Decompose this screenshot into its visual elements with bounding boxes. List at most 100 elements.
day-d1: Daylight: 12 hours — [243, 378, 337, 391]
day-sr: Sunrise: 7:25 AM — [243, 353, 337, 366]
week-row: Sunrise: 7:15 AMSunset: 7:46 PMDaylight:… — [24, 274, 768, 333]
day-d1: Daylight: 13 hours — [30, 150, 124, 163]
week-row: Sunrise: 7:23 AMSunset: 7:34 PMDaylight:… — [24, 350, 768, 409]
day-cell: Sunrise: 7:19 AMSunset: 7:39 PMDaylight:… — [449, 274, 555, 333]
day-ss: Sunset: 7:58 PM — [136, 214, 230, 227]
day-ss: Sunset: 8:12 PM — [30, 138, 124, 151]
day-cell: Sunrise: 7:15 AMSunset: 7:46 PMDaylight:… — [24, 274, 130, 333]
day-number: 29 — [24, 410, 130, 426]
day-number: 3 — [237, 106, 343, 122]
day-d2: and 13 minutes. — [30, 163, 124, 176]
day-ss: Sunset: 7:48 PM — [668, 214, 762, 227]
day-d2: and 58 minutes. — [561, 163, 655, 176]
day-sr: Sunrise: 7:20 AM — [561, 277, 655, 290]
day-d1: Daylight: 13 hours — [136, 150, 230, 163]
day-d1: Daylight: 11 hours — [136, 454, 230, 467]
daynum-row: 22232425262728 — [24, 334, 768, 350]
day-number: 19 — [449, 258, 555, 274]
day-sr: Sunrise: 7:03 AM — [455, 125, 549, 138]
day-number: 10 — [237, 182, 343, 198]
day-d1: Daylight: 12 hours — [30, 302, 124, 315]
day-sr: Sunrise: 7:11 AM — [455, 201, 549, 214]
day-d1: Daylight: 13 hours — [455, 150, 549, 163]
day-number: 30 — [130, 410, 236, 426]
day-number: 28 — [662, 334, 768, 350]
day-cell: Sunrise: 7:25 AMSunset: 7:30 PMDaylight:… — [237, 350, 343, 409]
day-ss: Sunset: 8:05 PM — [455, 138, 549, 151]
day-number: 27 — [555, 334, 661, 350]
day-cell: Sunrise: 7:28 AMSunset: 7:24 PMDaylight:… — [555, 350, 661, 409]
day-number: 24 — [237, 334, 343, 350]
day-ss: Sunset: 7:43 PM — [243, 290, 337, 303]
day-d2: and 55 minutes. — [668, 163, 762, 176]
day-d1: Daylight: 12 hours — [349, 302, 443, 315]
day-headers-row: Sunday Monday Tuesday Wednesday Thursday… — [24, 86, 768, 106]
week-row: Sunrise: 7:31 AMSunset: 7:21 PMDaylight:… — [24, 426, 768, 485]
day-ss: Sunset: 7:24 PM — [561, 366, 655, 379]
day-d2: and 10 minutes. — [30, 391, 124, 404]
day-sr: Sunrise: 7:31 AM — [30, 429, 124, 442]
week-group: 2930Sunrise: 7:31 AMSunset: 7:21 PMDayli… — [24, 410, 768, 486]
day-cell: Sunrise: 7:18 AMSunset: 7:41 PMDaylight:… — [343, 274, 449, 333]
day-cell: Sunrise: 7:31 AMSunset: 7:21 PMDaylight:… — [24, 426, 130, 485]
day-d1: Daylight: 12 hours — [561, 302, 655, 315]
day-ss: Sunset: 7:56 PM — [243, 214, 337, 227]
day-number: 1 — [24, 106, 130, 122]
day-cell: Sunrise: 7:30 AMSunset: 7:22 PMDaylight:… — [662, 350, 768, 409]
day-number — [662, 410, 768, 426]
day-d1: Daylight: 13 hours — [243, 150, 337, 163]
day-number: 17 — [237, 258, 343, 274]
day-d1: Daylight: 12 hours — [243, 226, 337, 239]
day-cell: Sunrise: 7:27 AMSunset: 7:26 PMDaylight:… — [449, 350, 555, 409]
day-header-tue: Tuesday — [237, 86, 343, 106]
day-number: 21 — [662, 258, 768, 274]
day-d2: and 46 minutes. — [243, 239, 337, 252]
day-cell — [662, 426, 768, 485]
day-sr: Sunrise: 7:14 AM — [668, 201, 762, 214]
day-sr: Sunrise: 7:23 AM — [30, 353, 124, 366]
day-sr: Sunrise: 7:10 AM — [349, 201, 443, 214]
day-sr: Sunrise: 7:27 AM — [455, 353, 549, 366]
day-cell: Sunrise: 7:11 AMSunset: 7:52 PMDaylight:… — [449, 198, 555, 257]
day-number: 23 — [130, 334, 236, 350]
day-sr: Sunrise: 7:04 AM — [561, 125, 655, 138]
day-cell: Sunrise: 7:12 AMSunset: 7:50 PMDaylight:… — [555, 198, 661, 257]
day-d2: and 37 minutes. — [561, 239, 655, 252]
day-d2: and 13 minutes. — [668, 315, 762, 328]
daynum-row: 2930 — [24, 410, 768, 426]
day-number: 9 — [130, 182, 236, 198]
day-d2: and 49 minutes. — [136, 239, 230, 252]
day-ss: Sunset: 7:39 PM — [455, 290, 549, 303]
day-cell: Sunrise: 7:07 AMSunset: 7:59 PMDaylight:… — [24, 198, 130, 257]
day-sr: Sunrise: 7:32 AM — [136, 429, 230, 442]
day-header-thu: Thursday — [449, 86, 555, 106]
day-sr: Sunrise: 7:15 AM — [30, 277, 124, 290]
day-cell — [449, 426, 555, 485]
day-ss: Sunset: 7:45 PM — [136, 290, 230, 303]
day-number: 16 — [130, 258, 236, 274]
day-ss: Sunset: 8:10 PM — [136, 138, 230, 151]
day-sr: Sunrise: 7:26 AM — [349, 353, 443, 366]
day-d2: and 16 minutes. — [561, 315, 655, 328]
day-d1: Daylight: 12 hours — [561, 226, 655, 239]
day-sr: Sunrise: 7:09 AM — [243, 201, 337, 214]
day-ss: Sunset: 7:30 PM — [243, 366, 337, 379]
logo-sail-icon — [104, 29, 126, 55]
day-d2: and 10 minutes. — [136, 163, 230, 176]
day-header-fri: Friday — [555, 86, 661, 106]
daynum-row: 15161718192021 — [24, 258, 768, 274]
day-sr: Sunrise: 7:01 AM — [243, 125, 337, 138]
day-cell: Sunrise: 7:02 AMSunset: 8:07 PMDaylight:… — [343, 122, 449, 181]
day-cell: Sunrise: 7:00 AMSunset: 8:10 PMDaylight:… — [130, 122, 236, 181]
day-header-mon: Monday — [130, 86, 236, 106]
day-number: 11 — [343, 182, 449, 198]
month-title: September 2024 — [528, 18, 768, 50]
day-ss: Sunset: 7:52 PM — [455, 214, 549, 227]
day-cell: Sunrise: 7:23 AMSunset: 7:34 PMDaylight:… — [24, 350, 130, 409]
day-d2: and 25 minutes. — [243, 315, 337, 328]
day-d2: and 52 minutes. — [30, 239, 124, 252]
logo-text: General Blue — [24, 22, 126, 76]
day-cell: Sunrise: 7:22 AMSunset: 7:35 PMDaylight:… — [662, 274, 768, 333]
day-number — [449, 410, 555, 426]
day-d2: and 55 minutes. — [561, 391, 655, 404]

—————

WHAT THE TASK ASKS
Quote all of the lines above verbatim, from the first through the last, leaving each one unchanged.

FULL OUTPUT
Decompose this screenshot into its visual elements with bounding boxes. List at most 100 elements.
day-d1: Daylight: 12 hours — [243, 378, 337, 391]
day-sr: Sunrise: 7:25 AM — [243, 353, 337, 366]
week-row: Sunrise: 7:15 AMSunset: 7:46 PMDaylight:… — [24, 274, 768, 333]
day-d1: Daylight: 13 hours — [30, 150, 124, 163]
week-row: Sunrise: 7:23 AMSunset: 7:34 PMDaylight:… — [24, 350, 768, 409]
day-cell: Sunrise: 7:19 AMSunset: 7:39 PMDaylight:… — [449, 274, 555, 333]
day-ss: Sunset: 7:58 PM — [136, 214, 230, 227]
day-ss: Sunset: 8:12 PM — [30, 138, 124, 151]
day-cell: Sunrise: 7:15 AMSunset: 7:46 PMDaylight:… — [24, 274, 130, 333]
day-number: 29 — [24, 410, 130, 426]
day-number: 3 — [237, 106, 343, 122]
day-d2: and 13 minutes. — [30, 163, 124, 176]
day-ss: Sunset: 7:48 PM — [668, 214, 762, 227]
day-d2: and 58 minutes. — [561, 163, 655, 176]
day-sr: Sunrise: 7:20 AM — [561, 277, 655, 290]
day-d1: Daylight: 13 hours — [136, 150, 230, 163]
day-d1: Daylight: 11 hours — [136, 454, 230, 467]
daynum-row: 22232425262728 — [24, 334, 768, 350]
day-number: 19 — [449, 258, 555, 274]
day-sr: Sunrise: 7:03 AM — [455, 125, 549, 138]
day-number: 10 — [237, 182, 343, 198]
day-d1: Daylight: 12 hours — [30, 302, 124, 315]
day-sr: Sunrise: 7:11 AM — [455, 201, 549, 214]
day-d1: Daylight: 13 hours — [455, 150, 549, 163]
day-number: 30 — [130, 410, 236, 426]
day-number: 28 — [662, 334, 768, 350]
day-cell: Sunrise: 7:25 AMSunset: 7:30 PMDaylight:… — [237, 350, 343, 409]
day-ss: Sunset: 8:05 PM — [455, 138, 549, 151]
day-number: 27 — [555, 334, 661, 350]
day-cell: Sunrise: 7:28 AMSunset: 7:24 PMDaylight:… — [555, 350, 661, 409]
day-number: 24 — [237, 334, 343, 350]
day-ss: Sunset: 7:43 PM — [243, 290, 337, 303]
day-d2: and 55 minutes. — [668, 163, 762, 176]
day-d1: Daylight: 12 hours — [349, 302, 443, 315]
day-headers-row: Sunday Monday Tuesday Wednesday Thursday… — [24, 86, 768, 106]
week-row: Sunrise: 7:31 AMSunset: 7:21 PMDaylight:… — [24, 426, 768, 485]
day-ss: Sunset: 7:24 PM — [561, 366, 655, 379]
day-d2: and 10 minutes. — [30, 391, 124, 404]
day-sr: Sunrise: 7:31 AM — [30, 429, 124, 442]
week-group: 2930Sunrise: 7:31 AMSunset: 7:21 PMDayli… — [24, 410, 768, 486]
day-cell: Sunrise: 7:18 AMSunset: 7:41 PMDaylight:… — [343, 274, 449, 333]
day-cell: Sunrise: 7:31 AMSunset: 7:21 PMDaylight:… — [24, 426, 130, 485]
day-d1: Daylight: 12 hours — [561, 302, 655, 315]
day-ss: Sunset: 7:56 PM — [243, 214, 337, 227]
day-number: 1 — [24, 106, 130, 122]
day-cell: Sunrise: 7:30 AMSunset: 7:22 PMDaylight:… — [662, 350, 768, 409]
day-number — [662, 410, 768, 426]
day-d1: Daylight: 13 hours — [243, 150, 337, 163]
day-number: 17 — [237, 258, 343, 274]
day-d1: Daylight: 12 hours — [243, 226, 337, 239]
day-cell: Sunrise: 7:27 AMSunset: 7:26 PMDaylight:… — [449, 350, 555, 409]
day-header-tue: Tuesday — [237, 86, 343, 106]
day-number: 21 — [662, 258, 768, 274]
day-d2: and 46 minutes. — [243, 239, 337, 252]
day-cell — [662, 426, 768, 485]
day-sr: Sunrise: 7:14 AM — [668, 201, 762, 214]
day-sr: Sunrise: 7:23 AM — [30, 353, 124, 366]
day-sr: Sunrise: 7:10 AM — [349, 201, 443, 214]
day-sr: Sunrise: 7:27 AM — [455, 353, 549, 366]
day-cell: Sunrise: 7:11 AMSunset: 7:52 PMDaylight:… — [449, 198, 555, 257]
day-number: 23 — [130, 334, 236, 350]
day-sr: Sunrise: 7:04 AM — [561, 125, 655, 138]
day-cell: Sunrise: 7:12 AMSunset: 7:50 PMDaylight:… — [555, 198, 661, 257]
day-d2: and 37 minutes. — [561, 239, 655, 252]
day-d2: and 13 minutes. — [668, 315, 762, 328]
daynum-row: 2930 — [24, 410, 768, 426]
day-number: 9 — [130, 182, 236, 198]
day-d2: and 49 minutes. — [136, 239, 230, 252]
day-ss: Sunset: 7:39 PM — [455, 290, 549, 303]
day-cell: Sunrise: 7:07 AMSunset: 7:59 PMDaylight:… — [24, 198, 130, 257]
day-sr: Sunrise: 7:32 AM — [136, 429, 230, 442]
day-header-thu: Thursday — [449, 86, 555, 106]
day-sr: Sunrise: 7:15 AM — [30, 277, 124, 290]
day-cell — [449, 426, 555, 485]
day-ss: Sunset: 7:45 PM — [136, 290, 230, 303]
day-number: 16 — [130, 258, 236, 274]
day-ss: Sunset: 8:10 PM — [136, 138, 230, 151]
day-sr: Sunrise: 7:26 AM — [349, 353, 443, 366]
day-d2: and 16 minutes. — [561, 315, 655, 328]
day-d1: Daylight: 12 hours — [561, 226, 655, 239]
day-sr: Sunrise: 7:09 AM — [243, 201, 337, 214]
day-ss: Sunset: 7:30 PM — [243, 366, 337, 379]
logo-sail-icon — [104, 29, 126, 55]
day-d2: and 10 minutes. — [136, 163, 230, 176]
day-header-fri: Friday — [555, 86, 661, 106]
daynum-row: 15161718192021 — [24, 258, 768, 274]
day-sr: Sunrise: 7:01 AM — [243, 125, 337, 138]
day-cell: Sunrise: 7:02 AMSunset: 8:07 PMDaylight:… — [343, 122, 449, 181]
day-cell: Sunrise: 7:00 AMSunset: 8:10 PMDaylight:… — [130, 122, 236, 181]
day-header-mon: Monday — [130, 86, 236, 106]
day-number: 11 — [343, 182, 449, 198]
month-title: September 2024 — [528, 18, 768, 50]
day-ss: Sunset: 7:52 PM — [455, 214, 549, 227]
day-cell: Sunrise: 7:23 AMSunset: 7:34 PMDaylight:… — [24, 350, 130, 409]
day-d2: and 25 minutes. — [243, 315, 337, 328]
day-d2: and 52 minutes. — [30, 239, 124, 252]
logo-text: General Blue — [24, 22, 126, 76]
day-cell: Sunrise: 7:22 AMSunset: 7:35 PMDaylight:… — [662, 274, 768, 333]
day-number — [449, 410, 555, 426]
day-d2: and 55 minutes. — [561, 391, 655, 404]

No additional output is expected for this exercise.